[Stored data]
---+---

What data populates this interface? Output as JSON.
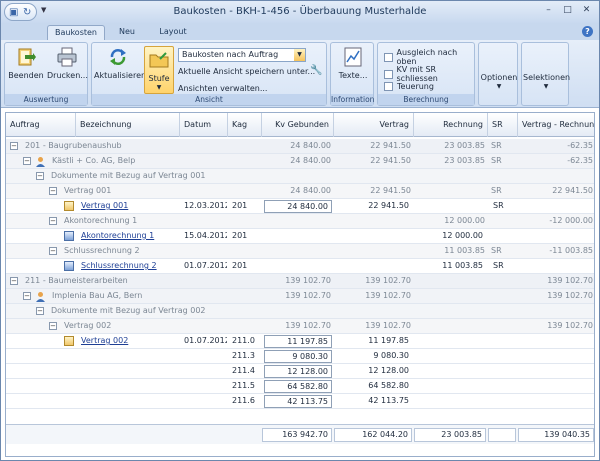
{
  "window": {
    "title": "Baukosten - BKH-1-456 - Überbauung Musterhalde"
  },
  "tabs": [
    {
      "label": "Baukosten"
    },
    {
      "label": "Neu"
    },
    {
      "label": "Layout"
    }
  ],
  "ribbon": {
    "auswertung": {
      "label": "Auswertung",
      "beenden": "Beenden",
      "drucken": "Drucken..."
    },
    "ansicht": {
      "label": "Ansicht",
      "aktualisieren": "Aktualisieren",
      "stufe": "Stufe",
      "combo_value": "Baukosten nach Auftrag",
      "save_view": "Aktuelle Ansicht speichern unter...",
      "manage_views": "Ansichten verwalten..."
    },
    "information": {
      "label": "Information",
      "texte": "Texte..."
    },
    "berechnung": {
      "label": "Berechnung",
      "checks": [
        "Ausgleich nach oben",
        "KV mit SR schliessen",
        "Teuerung"
      ]
    },
    "optionen": "Optionen",
    "selektionen": "Selektionen"
  },
  "table": {
    "columns": [
      "Auftrag",
      "Bezeichnung",
      "Datum",
      "Kag",
      "Kv Gebunden",
      "Vertrag",
      "Rechnung",
      "SR",
      "Vertrag - Rechnung"
    ],
    "rows": [
      {
        "level": 0,
        "kind": "group",
        "label": "201 - Baugrubenaushub",
        "kv": "24 840.00",
        "vertrag": "22 941.50",
        "rechnung": "23 003.85",
        "sr": "SR",
        "diff": "-62.35"
      },
      {
        "level": 1,
        "kind": "group",
        "label": "Kästli  + Co. AG, Belp",
        "icon": "person",
        "kv": "24 840.00",
        "vertrag": "22 941.50",
        "rechnung": "23 003.85",
        "sr": "SR",
        "diff": "-62.35"
      },
      {
        "level": 2,
        "kind": "group",
        "label": "Dokumente mit Bezug auf Vertrag 001",
        "kv": "",
        "vertrag": "",
        "rechnung": "",
        "sr": "",
        "diff": ""
      },
      {
        "level": 3,
        "kind": "group",
        "label": "Vertrag 001",
        "kv": "24 840.00",
        "vertrag": "22 941.50",
        "rechnung": "",
        "sr": "SR",
        "diff": "22 941.50"
      },
      {
        "level": 4,
        "kind": "data",
        "icon": "doc",
        "bez": "Vertrag 001",
        "datum": "12.03.2012",
        "kag": "201",
        "kv": "24 840.00",
        "vertrag": "22 941.50",
        "rechnung": "",
        "sr": "SR",
        "diff": ""
      },
      {
        "level": 3,
        "kind": "group",
        "label": "Akontorechnung 1",
        "kv": "",
        "vertrag": "",
        "rechnung": "12 000.00",
        "sr": "",
        "diff": "-12 000.00"
      },
      {
        "level": 4,
        "kind": "data",
        "icon": "docblue",
        "bez": "Akontorechnung 1",
        "datum": "15.04.2012",
        "kag": "201",
        "kv": "",
        "vertrag": "",
        "rechnung": "12 000.00",
        "sr": "",
        "diff": ""
      },
      {
        "level": 3,
        "kind": "group",
        "label": "Schlussrechnung 2",
        "kv": "",
        "vertrag": "",
        "rechnung": "11 003.85",
        "sr": "SR",
        "diff": "-11 003.85"
      },
      {
        "level": 4,
        "kind": "data",
        "icon": "docblue",
        "bez": "Schlussrechnung 2",
        "datum": "01.07.2012",
        "kag": "201",
        "kv": "",
        "vertrag": "",
        "rechnung": "11 003.85",
        "sr": "SR",
        "diff": ""
      },
      {
        "level": 0,
        "kind": "group",
        "label": "211 - Baumeisterarbeiten",
        "kv": "139 102.70",
        "vertrag": "139 102.70",
        "rechnung": "",
        "sr": "",
        "diff": "139 102.70"
      },
      {
        "level": 1,
        "kind": "group",
        "label": "Implenia Bau AG, Bern",
        "icon": "person",
        "kv": "139 102.70",
        "vertrag": "139 102.70",
        "rechnung": "",
        "sr": "",
        "diff": "139 102.70"
      },
      {
        "level": 2,
        "kind": "group",
        "label": "Dokumente mit Bezug auf Vertrag 002",
        "kv": "",
        "vertrag": "",
        "rechnung": "",
        "sr": "",
        "diff": ""
      },
      {
        "level": 3,
        "kind": "group",
        "label": "Vertrag 002",
        "kv": "139 102.70",
        "vertrag": "139 102.70",
        "rechnung": "",
        "sr": "",
        "diff": "139 102.70"
      },
      {
        "level": 4,
        "kind": "data",
        "icon": "doc",
        "bez": "Vertrag 002",
        "datum": "01.07.2012",
        "kag": "211.0",
        "kv": "11 197.85",
        "vertrag": "11 197.85",
        "rechnung": "",
        "sr": "",
        "diff": ""
      },
      {
        "level": 4,
        "kind": "data",
        "bez": "",
        "datum": "",
        "kag": "211.3",
        "kv": "9 080.30",
        "vertrag": "9 080.30",
        "rechnung": "",
        "sr": "",
        "diff": ""
      },
      {
        "level": 4,
        "kind": "data",
        "bez": "",
        "datum": "",
        "kag": "211.4",
        "kv": "12 128.00",
        "vertrag": "12 128.00",
        "rechnung": "",
        "sr": "",
        "diff": ""
      },
      {
        "level": 4,
        "kind": "data",
        "bez": "",
        "datum": "",
        "kag": "211.5",
        "kv": "64 582.80",
        "vertrag": "64 582.80",
        "rechnung": "",
        "sr": "",
        "diff": ""
      },
      {
        "level": 4,
        "kind": "data",
        "bez": "",
        "datum": "",
        "kag": "211.6",
        "kv": "42 113.75",
        "vertrag": "42 113.75",
        "rechnung": "",
        "sr": "",
        "diff": ""
      }
    ],
    "totals": {
      "kv": "163 942.70",
      "vertrag": "162 044.20",
      "rechnung": "23 003.85",
      "diff": "139 040.35"
    }
  }
}
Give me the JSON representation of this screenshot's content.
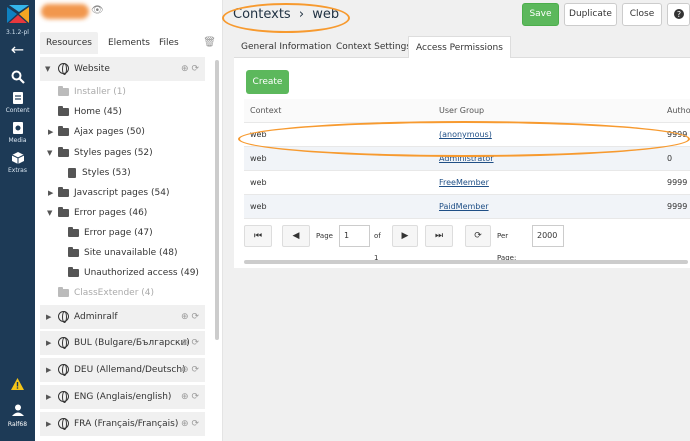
{
  "rail": {
    "version": "3.1.2-pl",
    "nav": [
      {
        "icon": "search-icon",
        "label": ""
      },
      {
        "icon": "content-icon",
        "label": "Content"
      },
      {
        "icon": "media-icon",
        "label": "Media"
      },
      {
        "icon": "extras-icon",
        "label": "Extras"
      }
    ],
    "user": "Ralf68"
  },
  "tree": {
    "tabs": [
      "Resources",
      "Elements",
      "Files"
    ],
    "nodes": [
      {
        "label": "Website",
        "type": "context"
      },
      {
        "label": "Installer (1)",
        "type": "folder",
        "dim": true
      },
      {
        "label": "Home (45)",
        "type": "folder"
      },
      {
        "label": "Ajax pages (50)",
        "type": "folder"
      },
      {
        "label": "Styles pages (52)",
        "type": "folder"
      },
      {
        "label": "Styles (53)",
        "type": "page"
      },
      {
        "label": "Javascript pages (54)",
        "type": "folder"
      },
      {
        "label": "Error pages (46)",
        "type": "folder"
      },
      {
        "label": "Error page (47)",
        "type": "folder"
      },
      {
        "label": "Site unavailable (48)",
        "type": "folder"
      },
      {
        "label": "Unauthorized access (49)",
        "type": "folder"
      },
      {
        "label": "ClassExtender (4)",
        "type": "folder",
        "dim": true
      }
    ],
    "contexts": [
      "Adminralf",
      "BUL (Bulgare/Български)",
      "DEU (Allemand/Deutsch)",
      "ENG (Anglais/english)",
      "FRA (Français/Français)"
    ]
  },
  "main": {
    "breadcrumb": {
      "root": "Contexts",
      "sep": "›",
      "current": "web"
    },
    "buttons": {
      "save": "Save",
      "duplicate": "Duplicate",
      "close": "Close"
    },
    "tabs": [
      "General Information",
      "Context Settings",
      "Access Permissions"
    ],
    "create_label": "Create",
    "grid": {
      "headers": [
        "Context",
        "User Group",
        "Autho"
      ],
      "rows": [
        {
          "context": "web",
          "group": "(anonymous)",
          "auth": "9999"
        },
        {
          "context": "web",
          "group": "Administrator",
          "auth": "0"
        },
        {
          "context": "web",
          "group": "FreeMember",
          "auth": "9999"
        },
        {
          "context": "web",
          "group": "PaidMember",
          "auth": "9999"
        }
      ]
    },
    "pager": {
      "page_label": "Page",
      "page_value": "1",
      "of_label": "of 1",
      "per_page_label": "Per Page:",
      "per_page_value": "2000"
    }
  },
  "colors": {
    "rail": "#1d3a56",
    "accent": "#5cb85c",
    "annotation": "#f79a2f"
  }
}
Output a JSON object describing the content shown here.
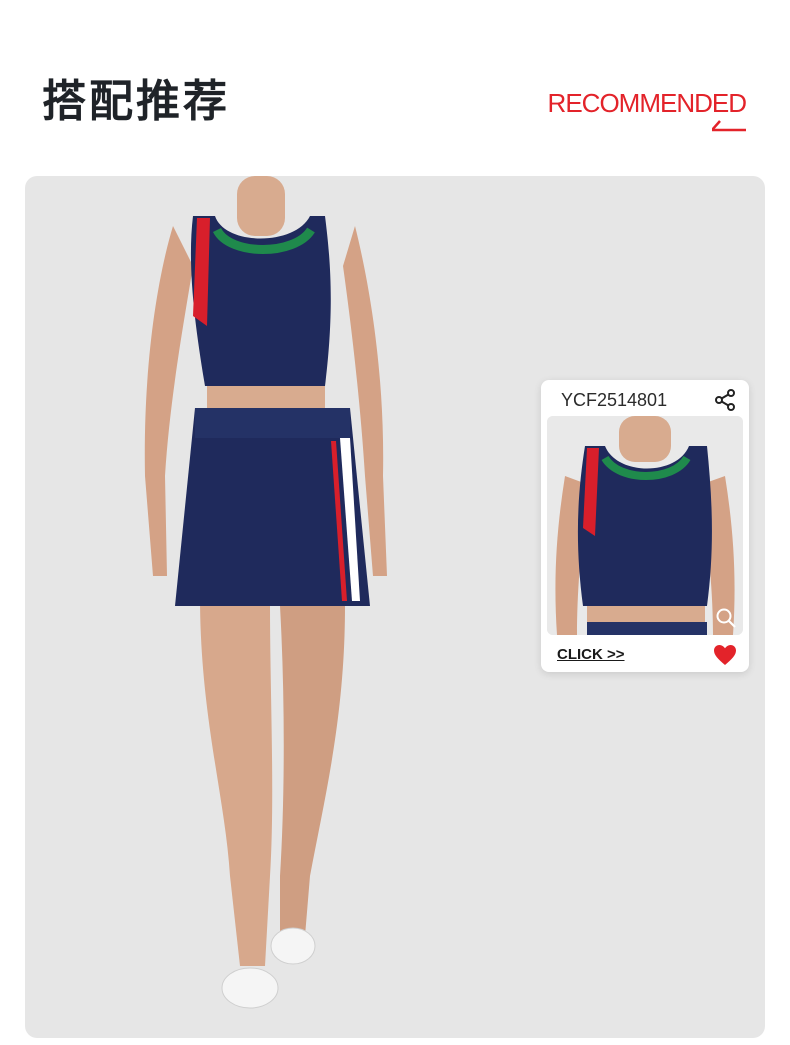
{
  "header": {
    "title_cn": "搭配推荐",
    "title_en": "RECOMMENDED"
  },
  "product_card": {
    "code": "YCF2514801",
    "link_label": "CLICK >>",
    "icons": [
      "share-icon",
      "zoom-icon",
      "heart-icon"
    ]
  },
  "colors": {
    "accent_red": "#e3232a",
    "navy": "#1f2a5c",
    "trim_green": "#1f8a4c",
    "panel_bg": "#e6e6e6"
  }
}
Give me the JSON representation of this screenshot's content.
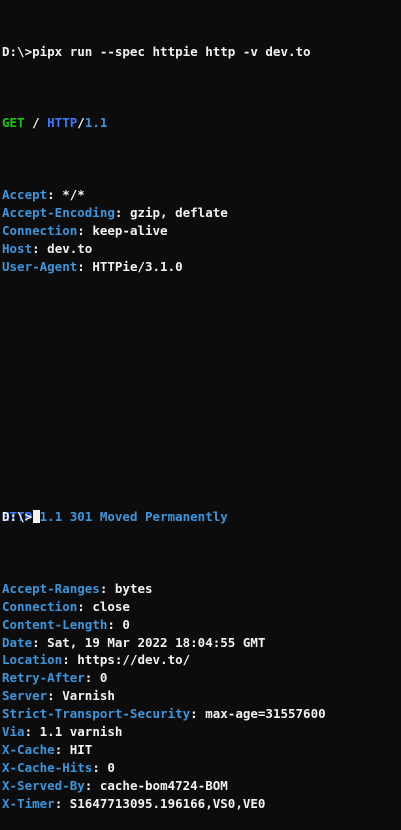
{
  "command_line": "D:\\>pipx run --spec httpie http -v dev.to",
  "request": {
    "method": "GET",
    "sep": " / ",
    "protocol": "HTTP",
    "slash": "/",
    "version": "1.1",
    "headers": [
      {
        "key": "Accept",
        "value": "*/*"
      },
      {
        "key": "Accept-Encoding",
        "value": "gzip, deflate"
      },
      {
        "key": "Connection",
        "value": "keep-alive"
      },
      {
        "key": "Host",
        "value": "dev.to"
      },
      {
        "key": "User-Agent",
        "value": "HTTPie/3.1.0"
      }
    ]
  },
  "response": {
    "protocol": "HTTP",
    "slash": "/",
    "version": "1.1",
    "status": " 301 Moved Permanently",
    "headers": [
      {
        "key": "Accept-Ranges",
        "value": "bytes"
      },
      {
        "key": "Connection",
        "value": "close"
      },
      {
        "key": "Content-Length",
        "value": "0"
      },
      {
        "key": "Date",
        "value": "Sat, 19 Mar 2022 18:04:55 GMT"
      },
      {
        "key": "Location",
        "value": "https://dev.to/"
      },
      {
        "key": "Retry-After",
        "value": "0"
      },
      {
        "key": "Server",
        "value": "Varnish"
      },
      {
        "key": "Strict-Transport-Security",
        "value": "max-age=31557600"
      },
      {
        "key": "Via",
        "value": "1.1 varnish"
      },
      {
        "key": "X-Cache",
        "value": "HIT"
      },
      {
        "key": "X-Cache-Hits",
        "value": "0"
      },
      {
        "key": "X-Served-By",
        "value": "cache-bom4724-BOM"
      },
      {
        "key": "X-Timer",
        "value": "S1647713095.196166,VS0,VE0"
      }
    ]
  },
  "prompt": "D:\\>",
  "header_sep": ": ",
  "colors": {
    "background": "#0c0c0c",
    "foreground": "#f2f2f2",
    "key": "#3a96dd",
    "method": "#16c60c",
    "protocol": "#3b78ff"
  }
}
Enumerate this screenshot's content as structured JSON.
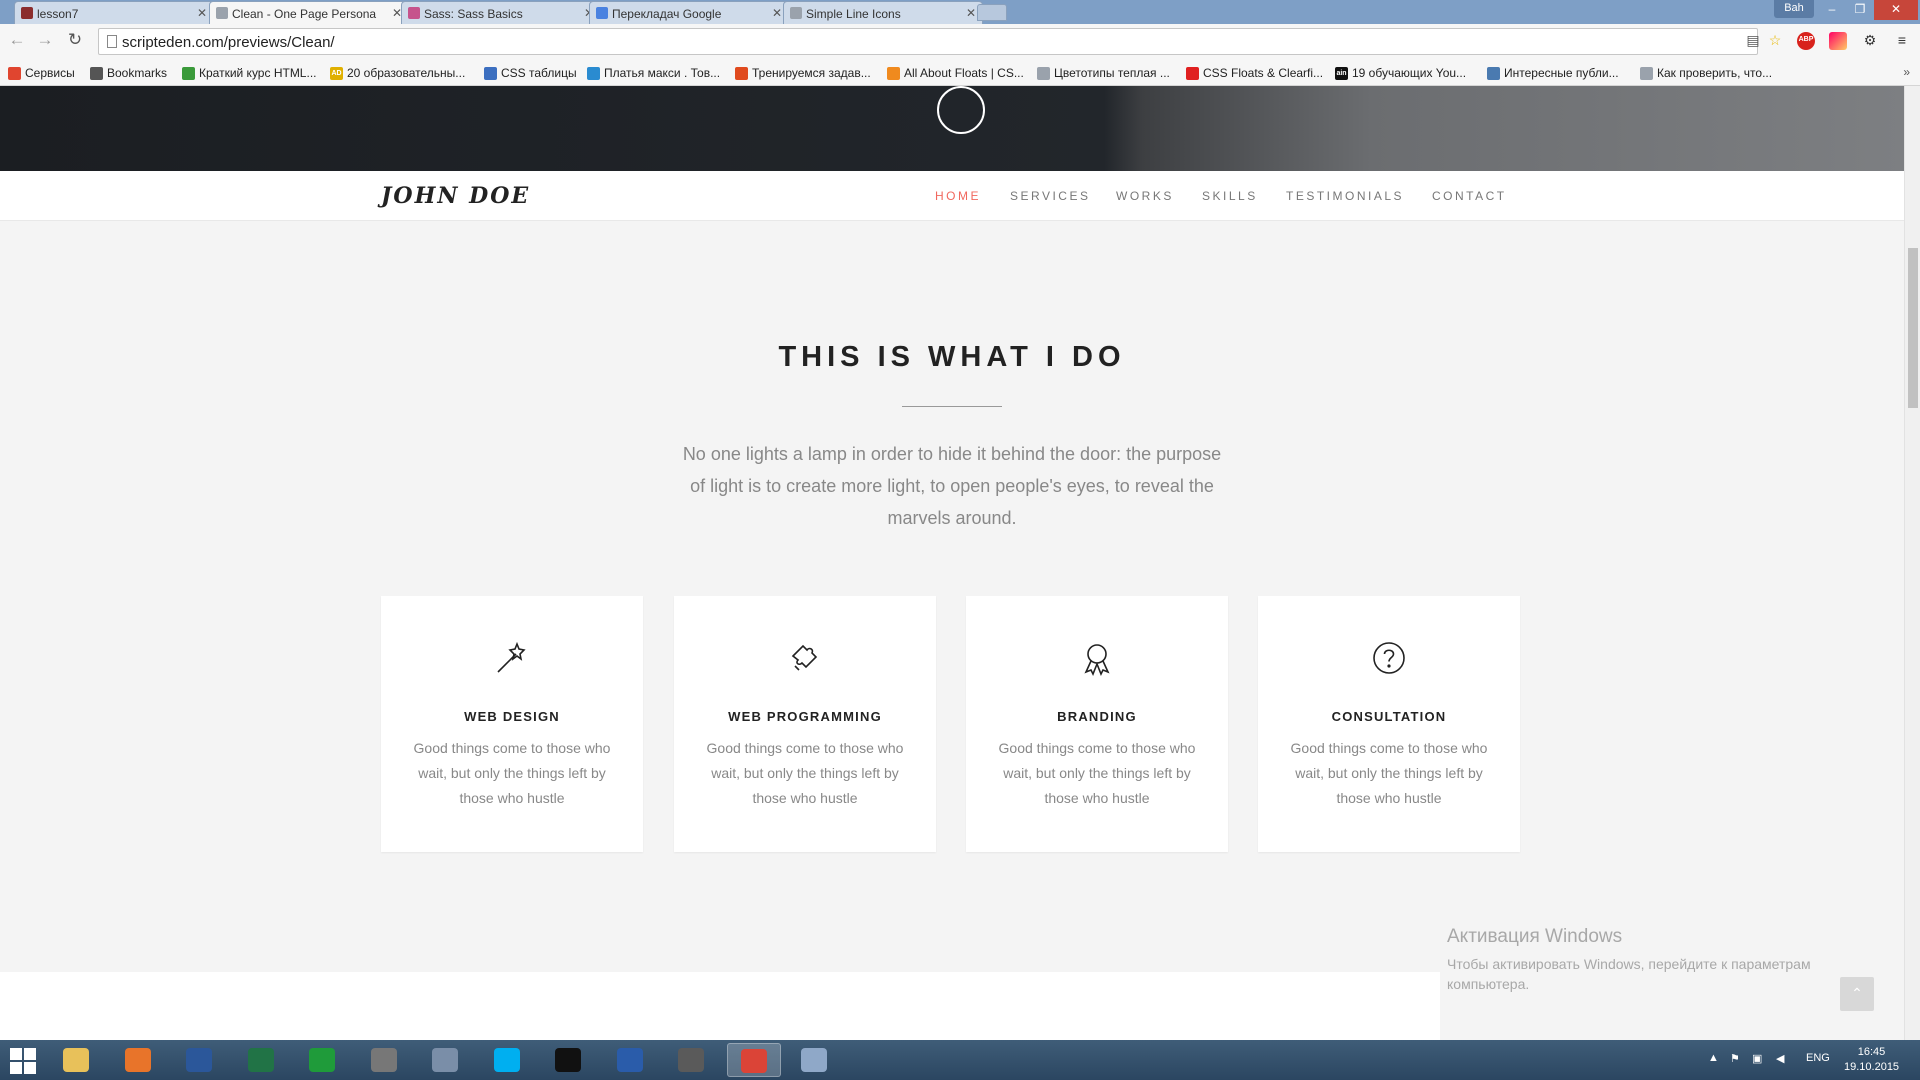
{
  "browser": {
    "tabs": [
      {
        "title": "lesson7",
        "active": false,
        "favicon_color": "#8b2d2d"
      },
      {
        "title": "Clean - One Page Persona",
        "active": true,
        "favicon_color": "#9aa2ac"
      },
      {
        "title": "Sass: Sass Basics",
        "active": false,
        "favicon_color": "#c6538c"
      },
      {
        "title": "Перекладач Google",
        "active": false,
        "favicon_color": "#4a82e0"
      },
      {
        "title": "Simple Line Icons",
        "active": false,
        "favicon_color": "#9aa2ac"
      }
    ],
    "profile_name": "Bah",
    "url": "scripteden.com/previews/Clean/",
    "bookmarks": [
      {
        "label": "Сервисы",
        "icon_color": "#e0452f"
      },
      {
        "label": "Bookmarks",
        "icon_color": "#555555"
      },
      {
        "label": "Краткий курс HTML...",
        "icon_color": "#3a9a3a"
      },
      {
        "label": "20 образовательны...",
        "icon_color": "#e0b000",
        "icon_text": "AD"
      },
      {
        "label": "CSS таблицы",
        "icon_color": "#3c6fc0"
      },
      {
        "label": "Платья макси . Тов...",
        "icon_color": "#2a8bd0"
      },
      {
        "label": "Тренируемся задав...",
        "icon_color": "#e04a1e"
      },
      {
        "label": "All About Floats | CS...",
        "icon_color": "#f08a1e"
      },
      {
        "label": "Цветотипы теплая ...",
        "icon_color": "#9aa2ac"
      },
      {
        "label": "CSS Floats & Clearfi...",
        "icon_color": "#e02020"
      },
      {
        "label": "19 обучающих You...",
        "icon_color": "#111111",
        "icon_text": "ain"
      },
      {
        "label": "Интересные публи...",
        "icon_color": "#4a7ab0"
      },
      {
        "label": "Как проверить, что...",
        "icon_color": "#9aa2ac"
      }
    ],
    "bookmarks_more": "»"
  },
  "site": {
    "logo": "JOHN DOE",
    "nav": [
      {
        "label": "HOME",
        "active": true
      },
      {
        "label": "SERVICES",
        "active": false
      },
      {
        "label": "WORKS",
        "active": false
      },
      {
        "label": "SKILLS",
        "active": false
      },
      {
        "label": "TESTIMONIALS",
        "active": false
      },
      {
        "label": "CONTACT",
        "active": false
      }
    ],
    "accent_color": "#f1685e",
    "section": {
      "title": "THIS IS WHAT I DO",
      "intro": "No one lights a lamp in order to hide it behind the door: the purpose of light is to create more light, to open people's eyes, to reveal the marvels around."
    },
    "services": [
      {
        "icon": "magic-wand-icon",
        "title": "WEB DESIGN",
        "text": "Good things come to those who wait, but only the things left by those who hustle"
      },
      {
        "icon": "puzzle-icon",
        "title": "WEB PROGRAMMING",
        "text": "Good things come to those who wait, but only the things left by those who hustle"
      },
      {
        "icon": "badge-icon",
        "title": "BRANDING",
        "text": "Good things come to those who wait, but only the things left by those who hustle"
      },
      {
        "icon": "question-icon",
        "title": "CONSULTATION",
        "text": "Good things come to those who wait, but only the things left by those who hustle"
      }
    ],
    "scroll_top": "⌃"
  },
  "os": {
    "activation_title": "Активация Windows",
    "activation_text": "Чтобы активировать Windows, перейдите к параметрам компьютера.",
    "language": "ENG",
    "time": "16:45",
    "date": "19.10.2015",
    "taskbar_apps": [
      {
        "name": "explorer",
        "color": "#e8c15a",
        "active": false
      },
      {
        "name": "firefox",
        "color": "#e8742a",
        "active": false
      },
      {
        "name": "word",
        "color": "#2b579a",
        "active": false
      },
      {
        "name": "excel",
        "color": "#217346",
        "active": false
      },
      {
        "name": "store",
        "color": "#1f9b3a",
        "active": false
      },
      {
        "name": "viewer",
        "color": "#777777",
        "active": false
      },
      {
        "name": "calculator",
        "color": "#7a8ea8",
        "active": false
      },
      {
        "name": "skype",
        "color": "#00aff0",
        "active": false
      },
      {
        "name": "cmd",
        "color": "#111111",
        "active": false
      },
      {
        "name": "powershell",
        "color": "#2a5caa",
        "active": false
      },
      {
        "name": "sublime",
        "color": "#5a5a5a",
        "active": false
      },
      {
        "name": "chrome",
        "color": "#db4437",
        "active": true
      },
      {
        "name": "paint",
        "color": "#8fa8c8",
        "active": false
      }
    ]
  }
}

---+---

- _TO BE DONE_: State the number of lines in the preceding entries that include the word "Akontorechnung". Provide nothing else.

- _EXERCISE RESPONSE_: 2